- DATASET EXTRACT:
※ ※ ※
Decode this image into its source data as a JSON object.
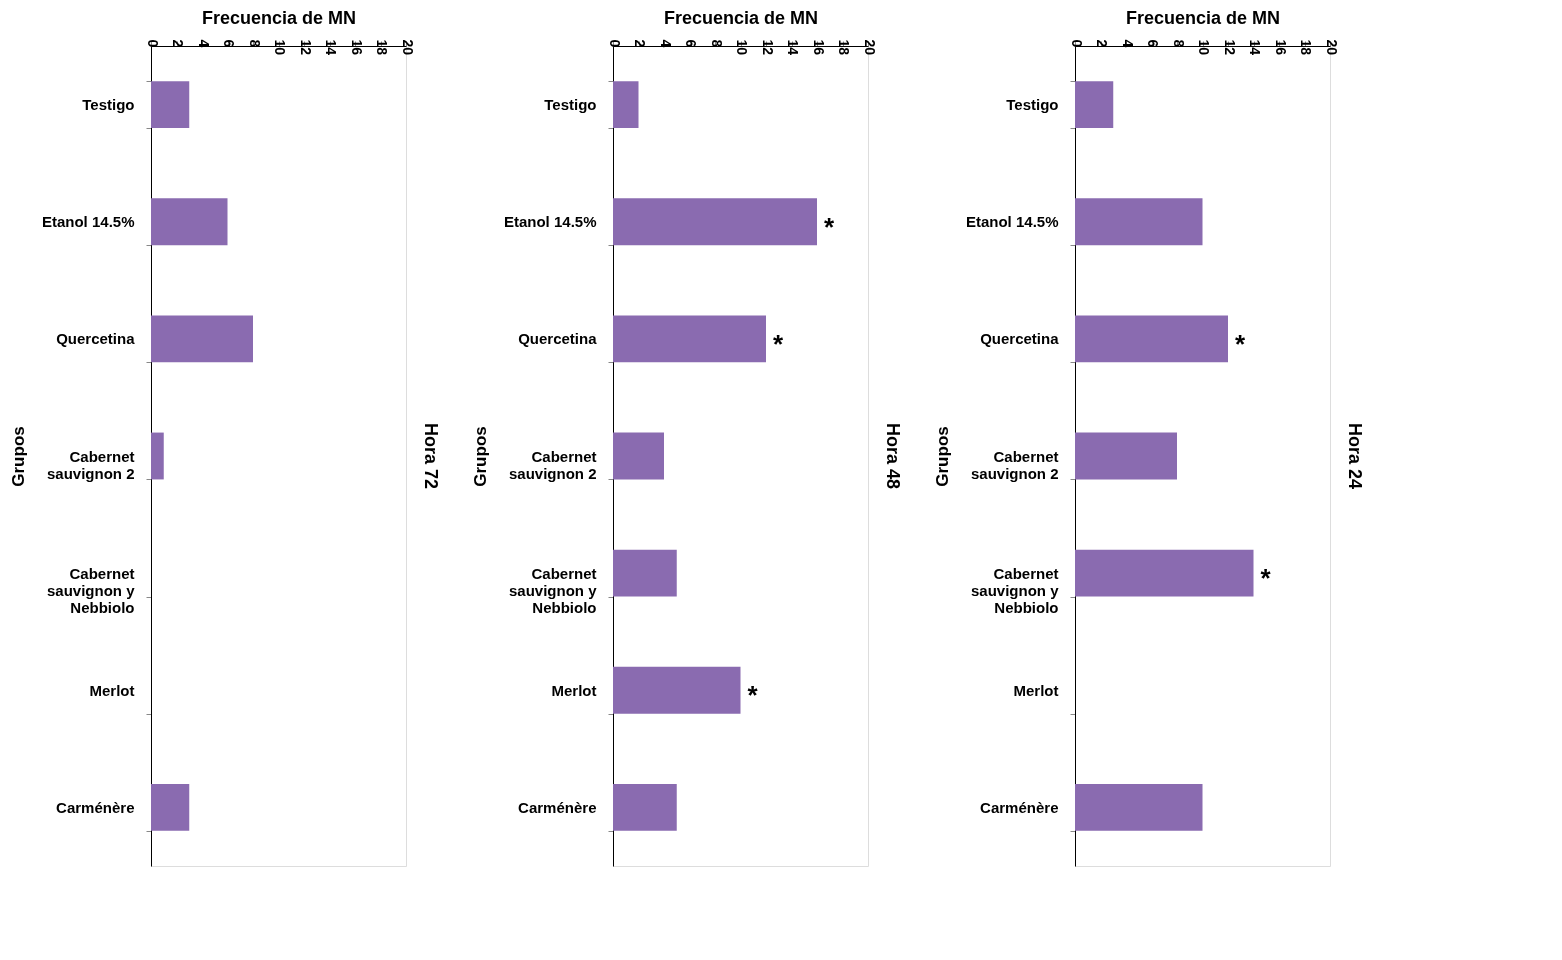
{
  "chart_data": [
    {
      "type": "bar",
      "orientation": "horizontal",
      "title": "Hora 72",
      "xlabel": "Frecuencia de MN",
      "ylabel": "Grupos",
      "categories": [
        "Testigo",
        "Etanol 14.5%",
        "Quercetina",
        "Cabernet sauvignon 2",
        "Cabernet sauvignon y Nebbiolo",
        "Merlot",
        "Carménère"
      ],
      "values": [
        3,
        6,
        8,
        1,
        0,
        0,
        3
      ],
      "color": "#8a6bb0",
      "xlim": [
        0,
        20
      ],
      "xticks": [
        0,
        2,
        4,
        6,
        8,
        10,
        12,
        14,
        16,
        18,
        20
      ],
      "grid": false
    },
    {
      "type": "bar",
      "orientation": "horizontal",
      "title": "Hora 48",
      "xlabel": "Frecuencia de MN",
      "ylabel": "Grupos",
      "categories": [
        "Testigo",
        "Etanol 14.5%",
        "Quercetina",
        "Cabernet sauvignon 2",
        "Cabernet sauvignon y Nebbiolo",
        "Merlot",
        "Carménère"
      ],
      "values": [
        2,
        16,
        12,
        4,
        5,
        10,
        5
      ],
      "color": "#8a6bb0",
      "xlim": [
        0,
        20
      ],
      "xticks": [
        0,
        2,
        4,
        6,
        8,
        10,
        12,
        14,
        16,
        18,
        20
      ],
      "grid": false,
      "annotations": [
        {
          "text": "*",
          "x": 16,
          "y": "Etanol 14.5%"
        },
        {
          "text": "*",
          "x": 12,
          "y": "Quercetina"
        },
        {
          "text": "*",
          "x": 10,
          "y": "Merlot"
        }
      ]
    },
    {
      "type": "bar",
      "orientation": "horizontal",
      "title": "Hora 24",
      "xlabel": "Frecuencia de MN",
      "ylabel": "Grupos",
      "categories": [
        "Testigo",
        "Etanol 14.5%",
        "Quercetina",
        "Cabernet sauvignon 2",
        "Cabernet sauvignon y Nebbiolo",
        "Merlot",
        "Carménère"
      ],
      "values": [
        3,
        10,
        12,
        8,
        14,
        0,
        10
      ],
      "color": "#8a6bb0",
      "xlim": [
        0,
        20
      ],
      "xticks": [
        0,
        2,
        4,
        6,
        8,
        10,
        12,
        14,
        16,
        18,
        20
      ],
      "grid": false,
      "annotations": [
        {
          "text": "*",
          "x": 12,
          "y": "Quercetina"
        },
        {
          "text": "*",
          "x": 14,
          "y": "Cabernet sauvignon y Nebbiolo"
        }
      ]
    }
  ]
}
※ ※ ※
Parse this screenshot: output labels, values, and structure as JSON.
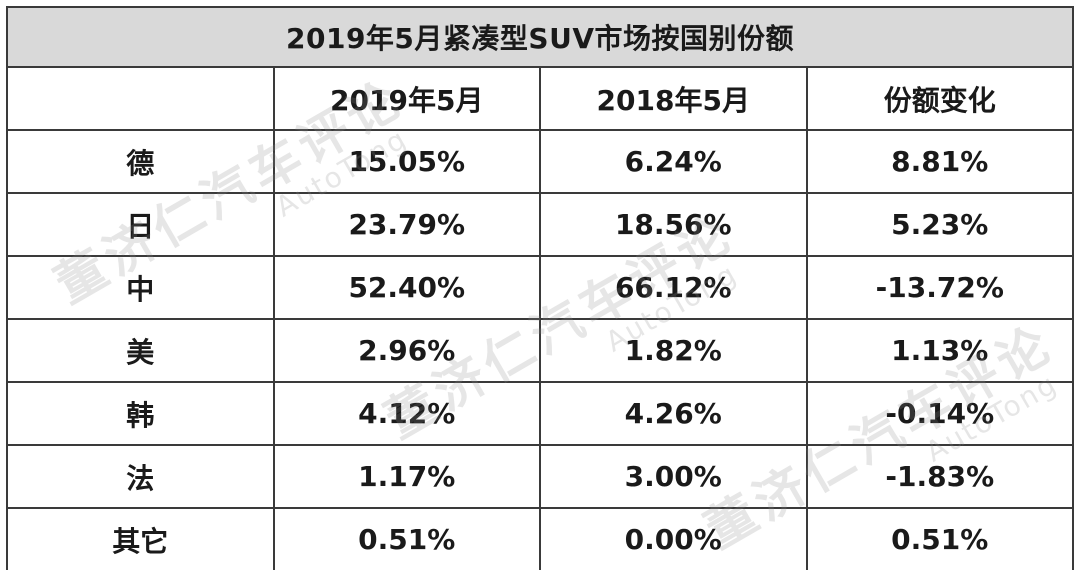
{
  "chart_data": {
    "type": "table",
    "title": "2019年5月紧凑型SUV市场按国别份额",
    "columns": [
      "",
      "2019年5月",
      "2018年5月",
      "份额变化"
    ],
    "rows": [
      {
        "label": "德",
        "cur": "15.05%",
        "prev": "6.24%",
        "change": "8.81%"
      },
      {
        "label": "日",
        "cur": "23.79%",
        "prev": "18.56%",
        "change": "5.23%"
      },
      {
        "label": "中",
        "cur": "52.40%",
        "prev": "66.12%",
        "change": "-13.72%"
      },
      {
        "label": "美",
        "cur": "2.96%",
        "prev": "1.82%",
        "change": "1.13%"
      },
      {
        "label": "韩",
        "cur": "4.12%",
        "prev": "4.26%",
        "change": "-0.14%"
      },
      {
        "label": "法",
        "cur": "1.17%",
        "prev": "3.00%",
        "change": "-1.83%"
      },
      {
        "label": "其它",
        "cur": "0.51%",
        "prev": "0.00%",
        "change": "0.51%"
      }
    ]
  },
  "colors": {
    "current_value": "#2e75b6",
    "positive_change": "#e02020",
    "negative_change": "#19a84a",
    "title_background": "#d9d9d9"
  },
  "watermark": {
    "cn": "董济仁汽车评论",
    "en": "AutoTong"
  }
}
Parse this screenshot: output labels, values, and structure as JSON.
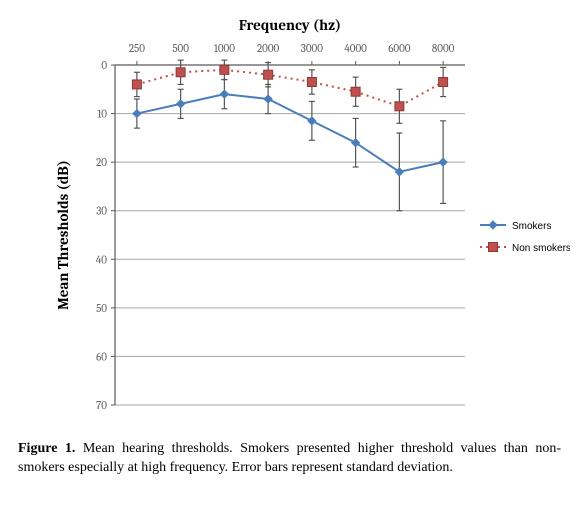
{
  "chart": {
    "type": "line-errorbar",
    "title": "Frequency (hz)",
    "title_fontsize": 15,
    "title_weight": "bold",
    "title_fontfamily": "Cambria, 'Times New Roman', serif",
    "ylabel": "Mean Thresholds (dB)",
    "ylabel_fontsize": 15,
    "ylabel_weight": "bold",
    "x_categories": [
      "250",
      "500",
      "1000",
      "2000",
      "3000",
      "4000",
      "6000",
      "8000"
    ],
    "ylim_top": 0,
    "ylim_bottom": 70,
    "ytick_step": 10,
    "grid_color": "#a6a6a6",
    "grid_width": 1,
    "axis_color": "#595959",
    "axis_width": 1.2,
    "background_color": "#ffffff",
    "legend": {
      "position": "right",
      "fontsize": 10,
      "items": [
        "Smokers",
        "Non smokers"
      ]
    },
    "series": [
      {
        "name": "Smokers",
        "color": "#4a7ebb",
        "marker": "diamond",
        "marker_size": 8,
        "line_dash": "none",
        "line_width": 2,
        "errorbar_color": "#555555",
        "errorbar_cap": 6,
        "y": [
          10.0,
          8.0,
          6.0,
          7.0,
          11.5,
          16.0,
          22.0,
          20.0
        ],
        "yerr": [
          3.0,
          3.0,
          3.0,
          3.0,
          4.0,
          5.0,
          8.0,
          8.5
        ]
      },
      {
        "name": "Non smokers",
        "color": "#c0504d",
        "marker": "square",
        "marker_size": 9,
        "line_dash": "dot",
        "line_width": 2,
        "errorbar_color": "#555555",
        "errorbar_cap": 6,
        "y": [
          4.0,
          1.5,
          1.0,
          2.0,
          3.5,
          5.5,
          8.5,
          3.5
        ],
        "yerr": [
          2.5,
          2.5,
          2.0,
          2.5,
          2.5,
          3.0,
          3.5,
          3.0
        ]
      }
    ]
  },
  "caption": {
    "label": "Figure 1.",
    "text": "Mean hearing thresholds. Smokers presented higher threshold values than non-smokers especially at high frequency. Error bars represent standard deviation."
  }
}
※ ※ ※
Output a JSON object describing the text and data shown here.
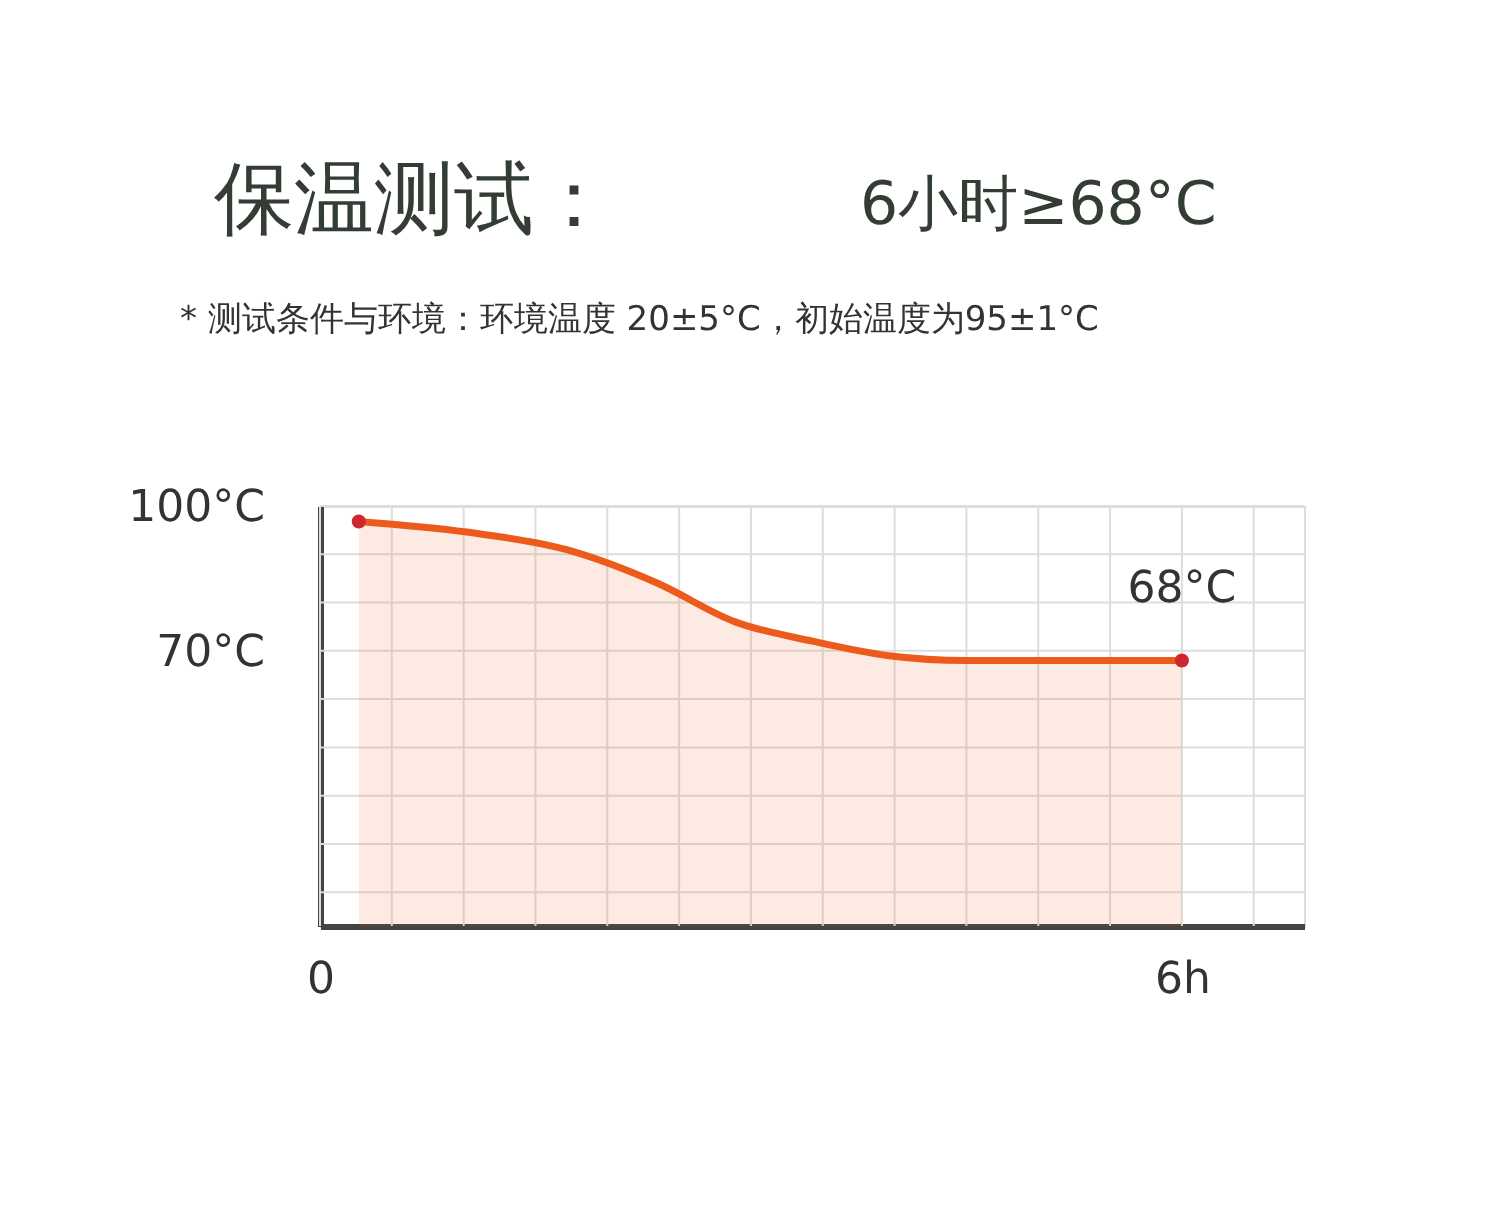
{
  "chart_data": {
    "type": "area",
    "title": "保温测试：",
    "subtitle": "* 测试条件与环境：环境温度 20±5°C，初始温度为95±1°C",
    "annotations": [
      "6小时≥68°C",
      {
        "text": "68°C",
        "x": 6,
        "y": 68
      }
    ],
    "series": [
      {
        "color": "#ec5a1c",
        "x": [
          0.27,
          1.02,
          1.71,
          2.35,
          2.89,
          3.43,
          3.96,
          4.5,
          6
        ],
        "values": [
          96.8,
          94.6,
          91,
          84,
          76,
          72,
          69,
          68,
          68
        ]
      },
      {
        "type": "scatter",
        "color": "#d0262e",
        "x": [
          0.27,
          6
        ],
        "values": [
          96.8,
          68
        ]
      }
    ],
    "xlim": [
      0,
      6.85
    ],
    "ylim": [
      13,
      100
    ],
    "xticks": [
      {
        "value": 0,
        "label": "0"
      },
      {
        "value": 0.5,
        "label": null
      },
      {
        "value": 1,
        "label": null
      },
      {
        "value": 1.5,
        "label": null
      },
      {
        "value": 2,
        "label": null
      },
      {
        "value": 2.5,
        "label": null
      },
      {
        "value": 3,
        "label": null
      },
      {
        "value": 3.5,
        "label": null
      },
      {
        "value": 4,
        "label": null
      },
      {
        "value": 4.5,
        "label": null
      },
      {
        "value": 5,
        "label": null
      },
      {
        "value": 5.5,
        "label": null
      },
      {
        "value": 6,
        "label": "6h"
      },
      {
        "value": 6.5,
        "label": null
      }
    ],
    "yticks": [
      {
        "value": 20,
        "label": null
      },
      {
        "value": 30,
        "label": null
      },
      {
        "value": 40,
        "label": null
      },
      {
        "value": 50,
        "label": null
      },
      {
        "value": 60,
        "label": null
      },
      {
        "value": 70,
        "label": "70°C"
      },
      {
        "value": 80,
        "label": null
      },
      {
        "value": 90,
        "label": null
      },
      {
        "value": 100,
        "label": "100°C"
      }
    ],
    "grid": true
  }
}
※ ※ ※
Which lines hold the string "JSON"? Copy all of them from the data above.

- RESPONSE FOR THIS EXERCISE:
Decode this image into its source data as a JSON object.
Parse this screenshot: output labels, values, and structure as JSON.
Parse this screenshot: output labels, values, and structure as JSON.
Output a JSON object describing the text and data shown here.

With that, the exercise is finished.